### Aim of the exercise
Scan the data below for the string "title". Show every line where it turns up.

(Entries taken from a collection)
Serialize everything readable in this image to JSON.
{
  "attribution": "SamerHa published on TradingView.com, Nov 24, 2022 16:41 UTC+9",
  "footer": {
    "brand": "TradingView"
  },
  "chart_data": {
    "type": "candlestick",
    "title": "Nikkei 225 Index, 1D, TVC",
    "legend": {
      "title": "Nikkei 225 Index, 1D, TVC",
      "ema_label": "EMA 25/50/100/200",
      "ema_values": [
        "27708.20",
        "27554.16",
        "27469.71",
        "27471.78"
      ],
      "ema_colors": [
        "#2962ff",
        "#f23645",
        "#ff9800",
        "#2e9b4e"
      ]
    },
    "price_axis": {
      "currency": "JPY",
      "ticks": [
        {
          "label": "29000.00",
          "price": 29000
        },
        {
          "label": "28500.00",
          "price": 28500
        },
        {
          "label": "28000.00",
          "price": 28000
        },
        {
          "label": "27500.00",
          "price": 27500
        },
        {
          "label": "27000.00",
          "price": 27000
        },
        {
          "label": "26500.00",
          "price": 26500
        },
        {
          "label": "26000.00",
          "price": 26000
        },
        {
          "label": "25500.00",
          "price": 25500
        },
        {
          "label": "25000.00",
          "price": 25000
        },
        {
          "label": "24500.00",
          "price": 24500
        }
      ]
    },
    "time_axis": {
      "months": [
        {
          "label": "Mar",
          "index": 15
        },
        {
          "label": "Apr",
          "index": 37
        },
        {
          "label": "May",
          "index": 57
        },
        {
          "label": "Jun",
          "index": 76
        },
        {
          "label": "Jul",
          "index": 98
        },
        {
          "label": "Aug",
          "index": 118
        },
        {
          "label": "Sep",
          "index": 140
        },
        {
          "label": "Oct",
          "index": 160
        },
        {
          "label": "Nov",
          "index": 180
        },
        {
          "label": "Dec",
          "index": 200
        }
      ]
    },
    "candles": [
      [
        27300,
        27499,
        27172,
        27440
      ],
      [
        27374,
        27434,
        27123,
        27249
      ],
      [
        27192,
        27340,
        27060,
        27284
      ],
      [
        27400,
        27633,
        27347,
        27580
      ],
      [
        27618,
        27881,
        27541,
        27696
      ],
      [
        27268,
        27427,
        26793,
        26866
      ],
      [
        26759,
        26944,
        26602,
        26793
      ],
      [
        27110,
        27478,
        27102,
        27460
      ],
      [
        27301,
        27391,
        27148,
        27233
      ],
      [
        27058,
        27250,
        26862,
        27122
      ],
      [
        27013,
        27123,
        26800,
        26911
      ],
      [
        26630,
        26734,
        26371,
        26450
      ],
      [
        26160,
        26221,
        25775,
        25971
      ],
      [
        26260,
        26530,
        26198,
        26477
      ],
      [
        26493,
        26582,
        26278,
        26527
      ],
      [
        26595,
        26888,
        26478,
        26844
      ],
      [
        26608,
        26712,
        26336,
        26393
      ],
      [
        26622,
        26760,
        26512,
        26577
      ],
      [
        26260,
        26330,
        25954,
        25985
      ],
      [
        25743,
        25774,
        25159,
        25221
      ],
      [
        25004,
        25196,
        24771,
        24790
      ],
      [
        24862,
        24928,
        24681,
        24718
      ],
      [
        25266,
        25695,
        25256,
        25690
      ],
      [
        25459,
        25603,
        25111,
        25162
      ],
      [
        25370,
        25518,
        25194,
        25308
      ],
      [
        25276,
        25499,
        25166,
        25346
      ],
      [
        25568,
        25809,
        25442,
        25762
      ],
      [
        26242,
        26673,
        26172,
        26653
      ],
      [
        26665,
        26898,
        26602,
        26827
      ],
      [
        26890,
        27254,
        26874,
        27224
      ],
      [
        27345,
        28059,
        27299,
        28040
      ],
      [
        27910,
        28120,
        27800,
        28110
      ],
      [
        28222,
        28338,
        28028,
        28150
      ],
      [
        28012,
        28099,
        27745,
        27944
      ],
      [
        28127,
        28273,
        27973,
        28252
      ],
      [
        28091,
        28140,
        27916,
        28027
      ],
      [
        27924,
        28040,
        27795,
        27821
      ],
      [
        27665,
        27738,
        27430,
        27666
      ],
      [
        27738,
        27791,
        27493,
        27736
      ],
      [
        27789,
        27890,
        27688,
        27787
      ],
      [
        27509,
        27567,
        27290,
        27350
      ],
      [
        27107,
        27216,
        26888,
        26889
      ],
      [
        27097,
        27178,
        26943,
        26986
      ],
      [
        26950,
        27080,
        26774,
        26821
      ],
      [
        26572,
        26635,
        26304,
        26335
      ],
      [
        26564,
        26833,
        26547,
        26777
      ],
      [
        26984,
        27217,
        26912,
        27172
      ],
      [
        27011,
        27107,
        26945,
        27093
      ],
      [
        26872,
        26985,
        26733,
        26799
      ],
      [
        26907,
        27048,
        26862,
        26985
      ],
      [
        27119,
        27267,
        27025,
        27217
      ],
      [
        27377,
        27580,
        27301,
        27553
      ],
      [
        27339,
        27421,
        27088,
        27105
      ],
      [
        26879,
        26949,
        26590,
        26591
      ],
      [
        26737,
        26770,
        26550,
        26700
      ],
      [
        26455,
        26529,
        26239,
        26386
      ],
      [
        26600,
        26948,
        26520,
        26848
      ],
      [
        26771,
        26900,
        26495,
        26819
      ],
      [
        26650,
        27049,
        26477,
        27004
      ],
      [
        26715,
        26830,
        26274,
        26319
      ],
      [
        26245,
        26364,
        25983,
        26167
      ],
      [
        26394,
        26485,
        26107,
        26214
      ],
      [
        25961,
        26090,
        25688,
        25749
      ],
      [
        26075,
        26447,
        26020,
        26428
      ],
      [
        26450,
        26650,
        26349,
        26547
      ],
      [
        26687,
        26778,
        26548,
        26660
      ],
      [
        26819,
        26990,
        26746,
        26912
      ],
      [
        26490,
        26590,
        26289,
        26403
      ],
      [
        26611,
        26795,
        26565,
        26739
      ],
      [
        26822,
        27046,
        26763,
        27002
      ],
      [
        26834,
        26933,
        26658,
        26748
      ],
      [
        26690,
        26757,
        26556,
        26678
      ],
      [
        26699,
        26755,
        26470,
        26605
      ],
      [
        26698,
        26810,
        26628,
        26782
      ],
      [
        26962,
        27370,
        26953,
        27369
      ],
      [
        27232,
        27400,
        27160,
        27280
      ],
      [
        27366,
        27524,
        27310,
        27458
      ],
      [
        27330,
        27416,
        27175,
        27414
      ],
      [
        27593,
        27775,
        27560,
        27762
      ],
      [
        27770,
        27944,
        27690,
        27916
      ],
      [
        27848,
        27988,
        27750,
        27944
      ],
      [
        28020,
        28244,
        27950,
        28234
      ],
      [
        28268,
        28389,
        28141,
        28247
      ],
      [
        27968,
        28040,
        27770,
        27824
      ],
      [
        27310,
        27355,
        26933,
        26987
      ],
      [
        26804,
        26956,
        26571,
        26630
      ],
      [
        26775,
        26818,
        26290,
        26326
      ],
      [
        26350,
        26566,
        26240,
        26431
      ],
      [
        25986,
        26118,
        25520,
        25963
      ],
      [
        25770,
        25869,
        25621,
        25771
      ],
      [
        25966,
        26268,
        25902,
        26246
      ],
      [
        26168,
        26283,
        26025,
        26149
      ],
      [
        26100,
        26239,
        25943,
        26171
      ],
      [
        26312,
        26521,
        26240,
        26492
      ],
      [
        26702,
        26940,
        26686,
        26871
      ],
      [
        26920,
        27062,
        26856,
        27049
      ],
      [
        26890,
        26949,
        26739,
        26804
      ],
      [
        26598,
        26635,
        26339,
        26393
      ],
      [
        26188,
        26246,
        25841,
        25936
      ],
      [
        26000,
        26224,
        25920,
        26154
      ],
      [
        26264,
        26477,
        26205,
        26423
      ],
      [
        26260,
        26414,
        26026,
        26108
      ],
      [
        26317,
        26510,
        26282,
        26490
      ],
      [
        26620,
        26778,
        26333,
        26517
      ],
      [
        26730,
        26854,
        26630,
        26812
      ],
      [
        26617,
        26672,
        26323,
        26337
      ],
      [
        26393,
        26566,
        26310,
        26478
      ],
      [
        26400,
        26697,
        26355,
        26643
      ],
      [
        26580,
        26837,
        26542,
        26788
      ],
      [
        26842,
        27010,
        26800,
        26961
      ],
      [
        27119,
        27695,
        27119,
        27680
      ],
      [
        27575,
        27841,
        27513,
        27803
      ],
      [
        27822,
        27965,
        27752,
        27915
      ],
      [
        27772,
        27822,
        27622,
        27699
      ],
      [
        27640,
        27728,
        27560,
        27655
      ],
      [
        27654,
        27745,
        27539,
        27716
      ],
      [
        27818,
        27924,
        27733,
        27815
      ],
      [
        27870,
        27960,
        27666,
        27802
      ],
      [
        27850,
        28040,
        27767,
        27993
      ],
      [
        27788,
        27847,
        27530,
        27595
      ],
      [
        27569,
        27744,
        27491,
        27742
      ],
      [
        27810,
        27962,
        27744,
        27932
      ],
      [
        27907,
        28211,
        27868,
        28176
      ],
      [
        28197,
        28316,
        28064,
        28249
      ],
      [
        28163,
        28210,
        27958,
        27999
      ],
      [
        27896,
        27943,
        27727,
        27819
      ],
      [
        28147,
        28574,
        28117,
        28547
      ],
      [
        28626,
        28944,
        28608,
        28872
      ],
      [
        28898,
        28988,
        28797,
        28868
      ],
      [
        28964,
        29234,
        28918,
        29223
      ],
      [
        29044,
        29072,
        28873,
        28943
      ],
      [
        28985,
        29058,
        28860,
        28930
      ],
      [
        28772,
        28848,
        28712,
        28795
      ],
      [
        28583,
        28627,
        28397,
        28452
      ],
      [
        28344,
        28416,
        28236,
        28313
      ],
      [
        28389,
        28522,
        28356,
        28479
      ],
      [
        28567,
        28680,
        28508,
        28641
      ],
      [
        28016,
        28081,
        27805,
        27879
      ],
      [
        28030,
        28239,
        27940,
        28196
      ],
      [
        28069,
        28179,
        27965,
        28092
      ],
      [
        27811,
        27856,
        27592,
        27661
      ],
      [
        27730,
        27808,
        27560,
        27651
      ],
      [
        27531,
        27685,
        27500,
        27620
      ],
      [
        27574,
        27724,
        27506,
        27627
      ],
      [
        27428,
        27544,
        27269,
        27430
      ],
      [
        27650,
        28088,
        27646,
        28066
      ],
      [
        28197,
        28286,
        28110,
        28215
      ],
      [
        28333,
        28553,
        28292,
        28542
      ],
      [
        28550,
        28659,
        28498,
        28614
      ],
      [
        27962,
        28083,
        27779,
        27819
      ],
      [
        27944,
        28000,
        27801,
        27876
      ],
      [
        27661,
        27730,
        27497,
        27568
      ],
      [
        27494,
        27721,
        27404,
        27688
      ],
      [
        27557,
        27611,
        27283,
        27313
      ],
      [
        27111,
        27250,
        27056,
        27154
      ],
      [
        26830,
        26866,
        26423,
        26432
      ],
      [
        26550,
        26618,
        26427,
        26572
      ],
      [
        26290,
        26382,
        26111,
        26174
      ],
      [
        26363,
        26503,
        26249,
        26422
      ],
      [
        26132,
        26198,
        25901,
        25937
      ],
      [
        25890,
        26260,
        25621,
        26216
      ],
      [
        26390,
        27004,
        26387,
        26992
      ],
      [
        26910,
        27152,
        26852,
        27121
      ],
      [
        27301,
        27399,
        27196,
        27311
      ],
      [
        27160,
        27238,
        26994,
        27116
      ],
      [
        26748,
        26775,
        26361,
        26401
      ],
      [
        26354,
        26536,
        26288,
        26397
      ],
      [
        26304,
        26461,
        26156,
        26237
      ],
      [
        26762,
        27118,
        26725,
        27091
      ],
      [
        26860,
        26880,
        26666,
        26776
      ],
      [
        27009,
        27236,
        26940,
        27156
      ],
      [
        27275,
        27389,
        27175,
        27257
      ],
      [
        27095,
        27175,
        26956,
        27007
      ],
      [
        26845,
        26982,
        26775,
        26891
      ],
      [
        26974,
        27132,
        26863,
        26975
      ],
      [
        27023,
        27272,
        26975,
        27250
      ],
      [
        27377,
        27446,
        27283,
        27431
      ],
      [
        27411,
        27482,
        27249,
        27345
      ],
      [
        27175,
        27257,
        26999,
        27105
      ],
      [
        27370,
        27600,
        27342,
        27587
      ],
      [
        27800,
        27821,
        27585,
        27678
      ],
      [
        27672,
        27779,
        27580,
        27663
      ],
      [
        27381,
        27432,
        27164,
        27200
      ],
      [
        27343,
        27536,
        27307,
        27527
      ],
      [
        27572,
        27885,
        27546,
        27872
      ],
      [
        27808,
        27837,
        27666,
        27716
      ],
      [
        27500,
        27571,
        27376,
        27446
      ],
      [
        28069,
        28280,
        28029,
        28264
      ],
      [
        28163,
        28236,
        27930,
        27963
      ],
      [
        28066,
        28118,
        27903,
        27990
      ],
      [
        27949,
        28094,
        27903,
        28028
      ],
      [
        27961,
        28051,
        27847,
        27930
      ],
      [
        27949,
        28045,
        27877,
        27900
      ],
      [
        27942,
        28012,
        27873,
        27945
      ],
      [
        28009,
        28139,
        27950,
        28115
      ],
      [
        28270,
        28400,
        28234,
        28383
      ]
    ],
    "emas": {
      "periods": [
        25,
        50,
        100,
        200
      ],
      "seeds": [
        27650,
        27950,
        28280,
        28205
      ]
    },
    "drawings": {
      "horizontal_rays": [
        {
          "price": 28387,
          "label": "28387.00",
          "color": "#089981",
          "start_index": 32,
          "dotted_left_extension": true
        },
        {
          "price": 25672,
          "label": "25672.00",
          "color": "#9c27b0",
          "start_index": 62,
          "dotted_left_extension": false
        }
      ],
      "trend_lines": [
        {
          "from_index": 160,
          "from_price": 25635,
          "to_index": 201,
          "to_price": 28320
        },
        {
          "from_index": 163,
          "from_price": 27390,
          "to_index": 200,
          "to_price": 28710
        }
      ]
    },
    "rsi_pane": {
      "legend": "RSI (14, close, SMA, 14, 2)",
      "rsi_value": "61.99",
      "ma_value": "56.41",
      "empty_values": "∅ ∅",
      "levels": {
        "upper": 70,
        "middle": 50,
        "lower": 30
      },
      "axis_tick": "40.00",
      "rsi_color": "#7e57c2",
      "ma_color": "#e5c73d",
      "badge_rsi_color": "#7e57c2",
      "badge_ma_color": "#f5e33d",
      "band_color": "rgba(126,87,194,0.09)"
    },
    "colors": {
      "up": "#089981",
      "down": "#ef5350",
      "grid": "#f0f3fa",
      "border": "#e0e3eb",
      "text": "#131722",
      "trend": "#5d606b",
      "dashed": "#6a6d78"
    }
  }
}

### Full response
    "title": "Nikkei 225 Index, 1D, TVC",
      "title": "Nikkei 225 Index, 1D, TVC",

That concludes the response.